- EXERCISE OBJECTIVE -
Where a line holds "name", copy it.

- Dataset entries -
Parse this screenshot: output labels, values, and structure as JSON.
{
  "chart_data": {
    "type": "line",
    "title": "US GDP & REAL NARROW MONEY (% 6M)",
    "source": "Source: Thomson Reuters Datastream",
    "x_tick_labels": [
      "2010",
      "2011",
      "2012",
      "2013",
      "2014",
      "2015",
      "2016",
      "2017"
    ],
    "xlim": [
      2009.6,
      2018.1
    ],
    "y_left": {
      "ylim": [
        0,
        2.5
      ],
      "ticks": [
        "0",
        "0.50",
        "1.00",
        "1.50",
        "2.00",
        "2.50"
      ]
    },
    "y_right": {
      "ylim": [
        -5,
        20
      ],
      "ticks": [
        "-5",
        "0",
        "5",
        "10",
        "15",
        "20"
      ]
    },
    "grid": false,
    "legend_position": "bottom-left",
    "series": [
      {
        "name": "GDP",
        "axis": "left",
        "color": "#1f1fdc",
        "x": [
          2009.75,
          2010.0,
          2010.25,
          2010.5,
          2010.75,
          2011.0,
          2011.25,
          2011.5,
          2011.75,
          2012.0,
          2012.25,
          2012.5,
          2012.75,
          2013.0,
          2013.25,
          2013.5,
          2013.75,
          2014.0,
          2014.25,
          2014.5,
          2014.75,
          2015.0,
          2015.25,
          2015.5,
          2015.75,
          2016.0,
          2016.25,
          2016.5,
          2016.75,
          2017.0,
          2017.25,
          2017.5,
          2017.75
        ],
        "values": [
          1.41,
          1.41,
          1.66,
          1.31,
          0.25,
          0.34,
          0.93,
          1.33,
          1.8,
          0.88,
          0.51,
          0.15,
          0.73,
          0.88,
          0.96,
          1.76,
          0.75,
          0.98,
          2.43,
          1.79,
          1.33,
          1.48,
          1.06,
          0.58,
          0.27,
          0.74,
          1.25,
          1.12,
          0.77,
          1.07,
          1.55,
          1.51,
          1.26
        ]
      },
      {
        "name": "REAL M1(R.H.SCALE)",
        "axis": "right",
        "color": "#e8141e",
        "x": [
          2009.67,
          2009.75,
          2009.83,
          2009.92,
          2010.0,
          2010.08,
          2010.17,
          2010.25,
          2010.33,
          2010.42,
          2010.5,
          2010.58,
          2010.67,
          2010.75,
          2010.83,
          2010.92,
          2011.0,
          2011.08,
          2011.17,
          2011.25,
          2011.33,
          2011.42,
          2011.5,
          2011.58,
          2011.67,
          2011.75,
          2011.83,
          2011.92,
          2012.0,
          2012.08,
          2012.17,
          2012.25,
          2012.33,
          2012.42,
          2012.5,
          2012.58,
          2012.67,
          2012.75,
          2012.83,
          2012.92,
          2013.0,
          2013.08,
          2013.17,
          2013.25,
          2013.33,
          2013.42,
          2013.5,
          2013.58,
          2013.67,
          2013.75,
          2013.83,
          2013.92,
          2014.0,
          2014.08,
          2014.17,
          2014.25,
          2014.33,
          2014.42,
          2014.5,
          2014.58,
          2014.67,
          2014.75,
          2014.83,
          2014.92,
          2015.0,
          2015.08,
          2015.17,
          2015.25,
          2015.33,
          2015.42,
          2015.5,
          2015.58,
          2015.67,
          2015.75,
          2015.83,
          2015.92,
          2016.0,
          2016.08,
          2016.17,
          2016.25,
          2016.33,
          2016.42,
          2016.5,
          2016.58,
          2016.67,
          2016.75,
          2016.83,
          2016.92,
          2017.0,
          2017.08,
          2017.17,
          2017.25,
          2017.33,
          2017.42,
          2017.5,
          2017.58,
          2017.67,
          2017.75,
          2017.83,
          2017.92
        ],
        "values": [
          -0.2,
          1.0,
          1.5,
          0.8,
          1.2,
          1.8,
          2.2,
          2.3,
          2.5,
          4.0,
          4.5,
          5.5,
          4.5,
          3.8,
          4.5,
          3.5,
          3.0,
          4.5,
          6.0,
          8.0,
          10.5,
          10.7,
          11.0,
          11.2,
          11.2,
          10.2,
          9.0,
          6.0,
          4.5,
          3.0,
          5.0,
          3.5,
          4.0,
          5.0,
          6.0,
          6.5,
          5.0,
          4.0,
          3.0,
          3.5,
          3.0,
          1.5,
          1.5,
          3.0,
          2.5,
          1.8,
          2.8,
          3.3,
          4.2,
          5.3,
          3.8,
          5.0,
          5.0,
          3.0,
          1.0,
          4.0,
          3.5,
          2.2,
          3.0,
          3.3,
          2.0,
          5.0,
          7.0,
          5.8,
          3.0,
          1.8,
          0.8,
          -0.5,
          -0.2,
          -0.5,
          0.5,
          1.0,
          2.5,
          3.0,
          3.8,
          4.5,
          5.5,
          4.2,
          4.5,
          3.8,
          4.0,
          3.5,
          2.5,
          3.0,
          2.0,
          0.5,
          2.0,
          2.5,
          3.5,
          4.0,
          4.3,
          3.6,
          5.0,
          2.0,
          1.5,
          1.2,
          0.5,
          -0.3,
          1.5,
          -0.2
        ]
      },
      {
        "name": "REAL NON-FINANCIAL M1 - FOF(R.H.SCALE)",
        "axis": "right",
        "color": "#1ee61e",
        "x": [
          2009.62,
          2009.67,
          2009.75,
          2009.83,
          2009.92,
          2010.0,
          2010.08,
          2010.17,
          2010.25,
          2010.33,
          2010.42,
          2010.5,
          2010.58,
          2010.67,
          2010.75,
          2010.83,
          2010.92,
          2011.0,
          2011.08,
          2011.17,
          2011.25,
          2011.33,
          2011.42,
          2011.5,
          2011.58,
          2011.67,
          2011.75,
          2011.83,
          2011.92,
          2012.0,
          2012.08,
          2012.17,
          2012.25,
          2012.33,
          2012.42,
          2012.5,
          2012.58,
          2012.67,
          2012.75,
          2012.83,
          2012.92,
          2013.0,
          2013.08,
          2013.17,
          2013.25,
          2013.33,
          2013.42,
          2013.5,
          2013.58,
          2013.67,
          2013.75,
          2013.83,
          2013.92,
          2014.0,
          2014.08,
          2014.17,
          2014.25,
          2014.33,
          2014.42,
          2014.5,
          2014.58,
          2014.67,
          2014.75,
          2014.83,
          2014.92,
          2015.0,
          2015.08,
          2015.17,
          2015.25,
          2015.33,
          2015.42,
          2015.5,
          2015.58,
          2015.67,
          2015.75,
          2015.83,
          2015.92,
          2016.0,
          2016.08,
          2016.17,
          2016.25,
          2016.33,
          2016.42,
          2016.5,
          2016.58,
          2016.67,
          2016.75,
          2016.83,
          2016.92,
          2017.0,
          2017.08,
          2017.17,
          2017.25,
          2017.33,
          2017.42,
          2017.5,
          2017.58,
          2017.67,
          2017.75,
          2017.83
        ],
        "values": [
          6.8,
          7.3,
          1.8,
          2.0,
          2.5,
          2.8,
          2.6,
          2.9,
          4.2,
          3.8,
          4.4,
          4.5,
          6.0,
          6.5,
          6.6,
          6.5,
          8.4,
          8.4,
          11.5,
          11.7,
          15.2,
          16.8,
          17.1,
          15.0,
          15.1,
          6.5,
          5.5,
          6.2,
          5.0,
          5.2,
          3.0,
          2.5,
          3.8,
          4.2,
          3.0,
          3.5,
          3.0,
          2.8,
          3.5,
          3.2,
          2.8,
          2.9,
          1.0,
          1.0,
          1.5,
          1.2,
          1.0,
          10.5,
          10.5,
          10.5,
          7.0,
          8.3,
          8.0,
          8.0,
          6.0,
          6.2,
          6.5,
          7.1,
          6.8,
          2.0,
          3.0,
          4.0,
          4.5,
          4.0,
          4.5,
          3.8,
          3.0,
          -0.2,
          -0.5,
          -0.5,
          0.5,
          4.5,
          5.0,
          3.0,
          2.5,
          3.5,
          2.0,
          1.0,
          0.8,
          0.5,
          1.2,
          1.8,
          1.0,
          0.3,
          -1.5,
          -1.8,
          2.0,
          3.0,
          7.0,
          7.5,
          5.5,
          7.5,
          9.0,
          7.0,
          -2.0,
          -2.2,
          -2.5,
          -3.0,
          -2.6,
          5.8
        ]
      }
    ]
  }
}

...

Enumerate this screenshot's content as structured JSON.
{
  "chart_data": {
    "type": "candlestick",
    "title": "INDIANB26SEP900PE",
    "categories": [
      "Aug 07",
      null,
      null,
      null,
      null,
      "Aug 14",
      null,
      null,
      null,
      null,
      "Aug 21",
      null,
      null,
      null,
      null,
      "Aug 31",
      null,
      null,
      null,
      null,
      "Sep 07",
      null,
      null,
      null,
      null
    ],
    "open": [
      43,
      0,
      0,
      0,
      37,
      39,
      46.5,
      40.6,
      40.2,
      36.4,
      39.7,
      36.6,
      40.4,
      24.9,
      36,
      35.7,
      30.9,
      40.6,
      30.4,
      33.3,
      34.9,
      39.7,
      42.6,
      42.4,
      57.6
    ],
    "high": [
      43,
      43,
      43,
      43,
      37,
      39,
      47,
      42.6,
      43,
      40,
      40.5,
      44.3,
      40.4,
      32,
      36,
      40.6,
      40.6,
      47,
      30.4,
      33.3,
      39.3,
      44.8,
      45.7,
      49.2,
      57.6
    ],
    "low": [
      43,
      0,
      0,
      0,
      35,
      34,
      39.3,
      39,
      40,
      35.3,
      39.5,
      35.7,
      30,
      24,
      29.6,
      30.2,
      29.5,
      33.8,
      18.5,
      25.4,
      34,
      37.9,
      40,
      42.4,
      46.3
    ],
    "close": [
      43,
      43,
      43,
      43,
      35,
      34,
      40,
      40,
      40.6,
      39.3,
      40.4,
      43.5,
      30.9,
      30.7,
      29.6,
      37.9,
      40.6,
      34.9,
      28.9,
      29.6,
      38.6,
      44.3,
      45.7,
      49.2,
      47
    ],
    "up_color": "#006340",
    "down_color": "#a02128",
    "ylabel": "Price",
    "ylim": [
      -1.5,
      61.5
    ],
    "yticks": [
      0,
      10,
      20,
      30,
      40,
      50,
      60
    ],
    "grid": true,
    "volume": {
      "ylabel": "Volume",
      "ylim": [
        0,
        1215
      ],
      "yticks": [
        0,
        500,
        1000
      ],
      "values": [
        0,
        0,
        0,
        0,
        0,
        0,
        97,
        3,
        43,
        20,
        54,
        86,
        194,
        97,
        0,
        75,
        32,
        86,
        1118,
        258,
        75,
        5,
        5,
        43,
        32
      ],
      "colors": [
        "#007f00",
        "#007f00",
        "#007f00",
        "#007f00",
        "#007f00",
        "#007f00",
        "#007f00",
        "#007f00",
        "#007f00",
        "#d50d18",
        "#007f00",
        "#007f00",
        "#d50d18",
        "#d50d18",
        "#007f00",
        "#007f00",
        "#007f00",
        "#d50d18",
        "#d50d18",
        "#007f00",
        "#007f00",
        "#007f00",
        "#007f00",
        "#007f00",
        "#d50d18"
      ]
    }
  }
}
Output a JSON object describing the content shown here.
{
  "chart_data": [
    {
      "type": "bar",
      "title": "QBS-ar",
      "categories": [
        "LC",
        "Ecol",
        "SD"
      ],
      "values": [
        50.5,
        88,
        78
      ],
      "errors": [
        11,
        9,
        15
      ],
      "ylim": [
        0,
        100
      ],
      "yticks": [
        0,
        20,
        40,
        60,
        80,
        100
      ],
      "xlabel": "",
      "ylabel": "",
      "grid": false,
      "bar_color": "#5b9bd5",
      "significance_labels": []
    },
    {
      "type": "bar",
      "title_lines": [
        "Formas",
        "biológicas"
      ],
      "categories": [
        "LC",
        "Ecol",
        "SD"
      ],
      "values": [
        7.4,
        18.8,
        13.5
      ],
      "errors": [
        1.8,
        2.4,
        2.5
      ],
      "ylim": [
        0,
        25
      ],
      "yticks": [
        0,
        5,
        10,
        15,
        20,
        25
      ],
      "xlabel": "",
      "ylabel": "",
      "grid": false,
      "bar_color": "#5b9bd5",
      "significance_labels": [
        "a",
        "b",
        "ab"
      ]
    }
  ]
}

- EXPECTED ANSWER -
        "name": "GDP",
        "name": "REAL M1(R.H.SCALE)",
        "name": "REAL NON-FINANCIAL M1 - FOF(R.H.SCALE)",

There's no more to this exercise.